◆ **Reading text**
--- START ---
Thanks a lot, F.B.I. Director Emily Litella. Nine days after James Comey upended the presidential race by notifying Congress about the discovery of a cache of emails that might or might not have come from Hillary Clinton’s private email server, he returned on Sunday to echo Gilda Radner's classic SNL character with a resounding “Never mind!”
Comey followed up his bombshell of Oct. 28 with another plainly worded, non-explanatory letter to the same Republican congressional committee he heads. This latest letter stated that a review of the new emails, which were found on a laptop belonging to former congressman Anthony Weiner, had “not changed our conclusions” from last July that criminal charges against Clinton for mishandling classified materials were unwarranted.
In between the release of the two letters, the public was treated to enough leaks, whispers and peeks behind the curtain to grant the writers of “Quantico” several seasons’ worth of material.
There were reports of turf wars over the investigation into Clinton’s emails between the New York and Washington field offices of the F.B.I. There were rumors Comey had to reveal the existence of the emails found on Weiner’s laptop before some anti-Clinton agents leaked them. There were eye-popping numbers tossed around — 650,000 new emails! There were news stories painting a picture of federal agents pursuing cases based on the work of the conspiracy theorists and scandalmongers who run Breitbart, which not so coincidentally has basically been a media arm of Trump’s run for president.
Which essentially made it look as if the federal government’s main criminal investigative agency had been co-opted by a presidential candidate whose supporters were now using it to pursue a baseless investigation of a political opponent.
Above all, there were condemnations of Comey for injecting himself and the nation’s law enforcement apparatus into a presidential election a week and a half before the polls opened, at a time when early voting was also just starting up in many states. In doing so, the director had ignored the advice of the attorney general and violated Justice Department guidelines for publicizing criminal investigations so close to Election Day, lest the public perceive the nation’s criminal justice system as having its thumb on the scale for one candidate over the other.
--- END ---
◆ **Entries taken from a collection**
--- START ---
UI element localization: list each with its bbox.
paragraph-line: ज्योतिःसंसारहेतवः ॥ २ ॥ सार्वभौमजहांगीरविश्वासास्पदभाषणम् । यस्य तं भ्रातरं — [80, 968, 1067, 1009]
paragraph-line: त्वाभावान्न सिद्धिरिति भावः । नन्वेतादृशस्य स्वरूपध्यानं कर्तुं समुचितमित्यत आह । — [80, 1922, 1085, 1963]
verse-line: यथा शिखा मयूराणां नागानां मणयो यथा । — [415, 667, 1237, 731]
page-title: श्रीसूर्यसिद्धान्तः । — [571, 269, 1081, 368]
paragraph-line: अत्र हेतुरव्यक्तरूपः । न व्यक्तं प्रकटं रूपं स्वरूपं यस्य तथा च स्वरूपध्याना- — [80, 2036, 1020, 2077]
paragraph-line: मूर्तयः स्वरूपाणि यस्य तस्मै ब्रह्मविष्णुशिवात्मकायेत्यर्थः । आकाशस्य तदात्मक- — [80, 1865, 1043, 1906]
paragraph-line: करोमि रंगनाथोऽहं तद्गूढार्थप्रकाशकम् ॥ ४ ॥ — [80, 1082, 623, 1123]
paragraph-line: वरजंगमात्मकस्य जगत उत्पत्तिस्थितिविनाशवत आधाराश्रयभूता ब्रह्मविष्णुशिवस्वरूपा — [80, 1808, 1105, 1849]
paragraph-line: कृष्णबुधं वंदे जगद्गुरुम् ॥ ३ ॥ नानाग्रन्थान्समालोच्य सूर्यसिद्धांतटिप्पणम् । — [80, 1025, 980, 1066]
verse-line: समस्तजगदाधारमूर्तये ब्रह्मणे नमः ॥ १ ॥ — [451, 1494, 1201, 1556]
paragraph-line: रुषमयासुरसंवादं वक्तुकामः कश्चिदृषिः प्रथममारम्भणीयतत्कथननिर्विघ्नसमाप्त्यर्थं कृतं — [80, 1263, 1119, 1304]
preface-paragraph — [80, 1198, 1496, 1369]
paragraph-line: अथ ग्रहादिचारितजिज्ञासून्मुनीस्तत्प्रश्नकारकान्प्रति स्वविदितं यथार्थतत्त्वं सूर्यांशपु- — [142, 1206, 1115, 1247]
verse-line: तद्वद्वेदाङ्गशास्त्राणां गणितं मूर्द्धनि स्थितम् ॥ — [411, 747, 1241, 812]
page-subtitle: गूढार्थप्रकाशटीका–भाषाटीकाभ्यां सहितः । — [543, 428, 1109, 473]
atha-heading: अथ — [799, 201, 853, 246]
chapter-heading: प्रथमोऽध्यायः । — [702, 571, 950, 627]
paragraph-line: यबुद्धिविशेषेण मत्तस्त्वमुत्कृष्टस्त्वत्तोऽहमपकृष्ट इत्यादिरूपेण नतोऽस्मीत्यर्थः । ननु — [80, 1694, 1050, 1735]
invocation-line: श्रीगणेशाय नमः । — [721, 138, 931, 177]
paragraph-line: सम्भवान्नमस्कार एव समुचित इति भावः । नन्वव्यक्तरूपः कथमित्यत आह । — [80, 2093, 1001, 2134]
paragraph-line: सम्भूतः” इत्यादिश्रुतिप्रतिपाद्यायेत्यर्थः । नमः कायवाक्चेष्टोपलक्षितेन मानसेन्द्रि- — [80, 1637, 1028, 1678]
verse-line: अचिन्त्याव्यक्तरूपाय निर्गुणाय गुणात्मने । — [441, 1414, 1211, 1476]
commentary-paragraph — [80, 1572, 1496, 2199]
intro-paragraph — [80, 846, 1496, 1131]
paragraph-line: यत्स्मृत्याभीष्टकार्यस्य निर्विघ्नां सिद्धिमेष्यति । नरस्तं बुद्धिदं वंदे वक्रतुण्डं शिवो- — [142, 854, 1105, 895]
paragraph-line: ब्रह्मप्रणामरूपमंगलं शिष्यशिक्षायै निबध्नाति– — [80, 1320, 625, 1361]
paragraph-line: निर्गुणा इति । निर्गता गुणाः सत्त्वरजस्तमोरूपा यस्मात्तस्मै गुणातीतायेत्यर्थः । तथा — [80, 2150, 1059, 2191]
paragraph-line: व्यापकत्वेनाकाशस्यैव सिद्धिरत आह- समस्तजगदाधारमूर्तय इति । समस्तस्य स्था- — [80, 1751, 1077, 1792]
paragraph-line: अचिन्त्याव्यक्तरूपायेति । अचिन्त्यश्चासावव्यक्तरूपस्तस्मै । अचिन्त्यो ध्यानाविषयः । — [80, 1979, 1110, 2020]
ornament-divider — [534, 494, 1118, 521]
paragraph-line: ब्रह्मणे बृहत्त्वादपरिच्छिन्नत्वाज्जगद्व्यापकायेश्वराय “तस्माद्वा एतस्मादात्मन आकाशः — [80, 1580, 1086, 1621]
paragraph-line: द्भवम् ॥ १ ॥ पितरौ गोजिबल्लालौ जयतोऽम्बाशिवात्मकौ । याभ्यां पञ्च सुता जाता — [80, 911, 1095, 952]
--- END ---
◆ **Prompt A**
Answer these questions using the Comey article:
(i) On whose laptop were the new emails found?
(ii) What number of new emails was tossed around?
(iii) Whose advice did Comey ignore?
◆ **Prompt B**
Write out the passage of the Comey article from "Comey followed up" to "materials were unwarranted.".
◆ **Prompt C**
According to the Comey article, why do Justice Department guidelines limit publicizing criminal investigations so close to Election Day? Answer in one to three sentences.

◆ **Answer space A**
(i) Former congressman Anthony Weiner's.
(ii) 650,000.
(iii) The attorney general's.

◆ **Answer space B**
Comey followed up his bombshell of Oct. 28 with another plainly worded, non-explanatory letter to the same Republican congressional committee he heads. This latest letter stated that a review of the new emails, which were found on a laptop belonging to former congressman Anthony Weiner, had “not changed our conclusions” from last July that criminal charges against Clinton for mishandling classified materials were unwarranted.

◆ **Answer space C**
The guidelines exist so that the public does not come to see the nation's criminal justice system as having its thumb on the scale for one candidate over the other.